--- start of MATERIAL ---

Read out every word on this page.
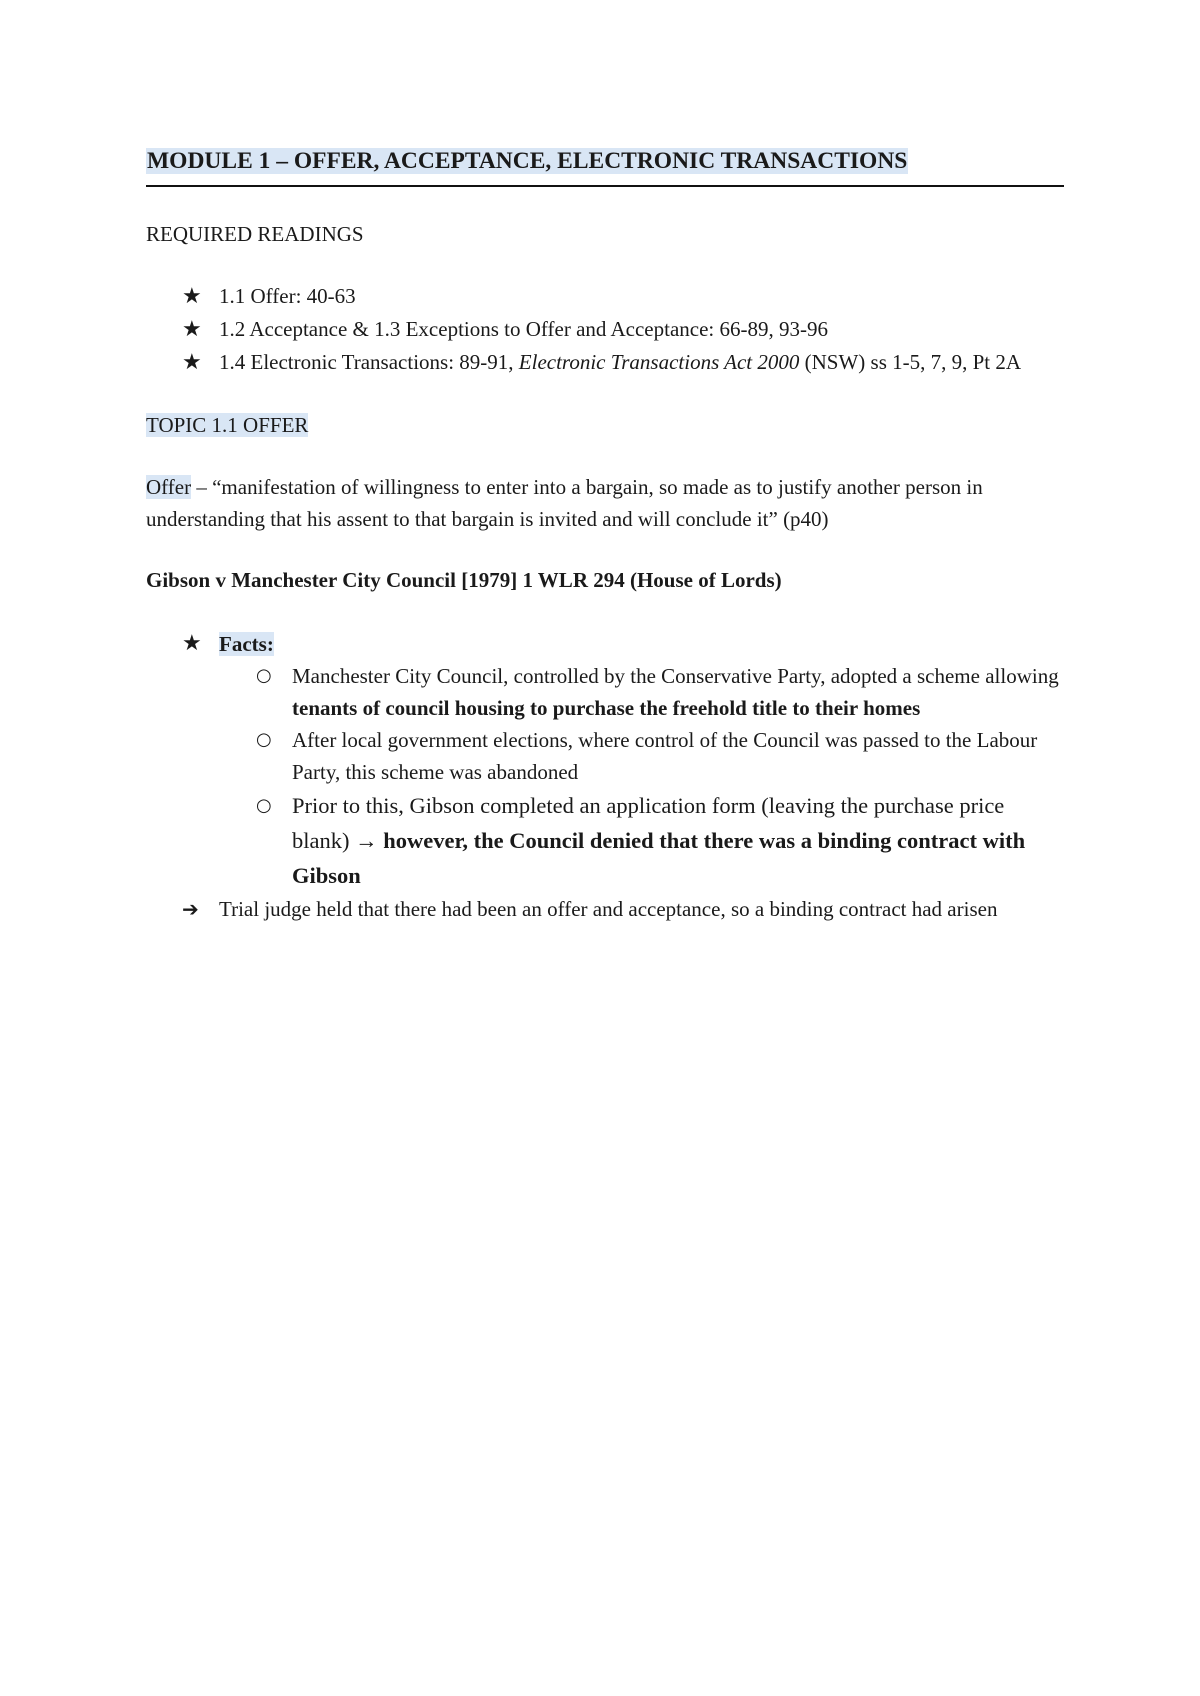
MODULE 1 – OFFER, ACCEPTANCE, ELECTRONIC TRANSACTIONS

REQUIRED READINGS

★ 1.1 Offer: 40-63
★ 1.2 Acceptance & 1.3 Exceptions to Offer and Acceptance: 66-89, 93-96
★ 1.4 Electronic Transactions: 89-91, Electronic Transactions Act 2000 (NSW) ss 1-5, 7, 9, Pt 2A

TOPIC 1.1 OFFER

Offer – “manifestation of willingness to enter into a bargain, so made as to justify another person in understanding that his assent to that bargain is invited and will conclude it” (p40)

Gibson v Manchester City Council [1979] 1 WLR 294 (House of Lords)

★ Facts:
○ Manchester City Council, controlled by the Conservative Party, adopted a scheme allowing tenants of council housing to purchase the freehold title to their homes
○ After local government elections, where control of the Council was passed to the Labour Party, this scheme was abandoned
○ Prior to this, Gibson completed an application form (leaving the purchase price blank) → however, the Council denied that there was a binding contract with Gibson
➔ Trial judge held that there had been an offer and acceptance, so a binding contract had arisen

--- end of MATERIAL ---

» WRITTEN REQUEST
Reproduce the entries exactly. Do not carry over any picture.

» THE SOLUTION
Read out every word on this page.
MODULE 1 – OFFER, ACCEPTANCE, ELECTRONIC TRANSACTIONS

REQUIRED READINGS

★ 1.1 Offer: 40-63
★ 1.2 Acceptance & 1.3 Exceptions to Offer and Acceptance: 66-89, 93-96
★ 1.4 Electronic Transactions: 89-91, Electronic Transactions Act 2000 (NSW) ss 1-5, 7, 9, Pt 2A

TOPIC 1.1 OFFER

Offer – “manifestation of willingness to enter into a bargain, so made as to justify another person in understanding that his assent to that bargain is invited and will conclude it” (p40)

Gibson v Manchester City Council [1979] 1 WLR 294 (House of Lords)

★ Facts:
○ Manchester City Council, controlled by the Conservative Party, adopted a scheme allowing tenants of council housing to purchase the freehold title to their homes
○ After local government elections, where control of the Council was passed to the Labour Party, this scheme was abandoned
○ Prior to this, Gibson completed an application form (leaving the purchase price blank) → however, the Council denied that there was a binding contract with Gibson
➔ Trial judge held that there had been an offer and acceptance, so a binding contract had arisen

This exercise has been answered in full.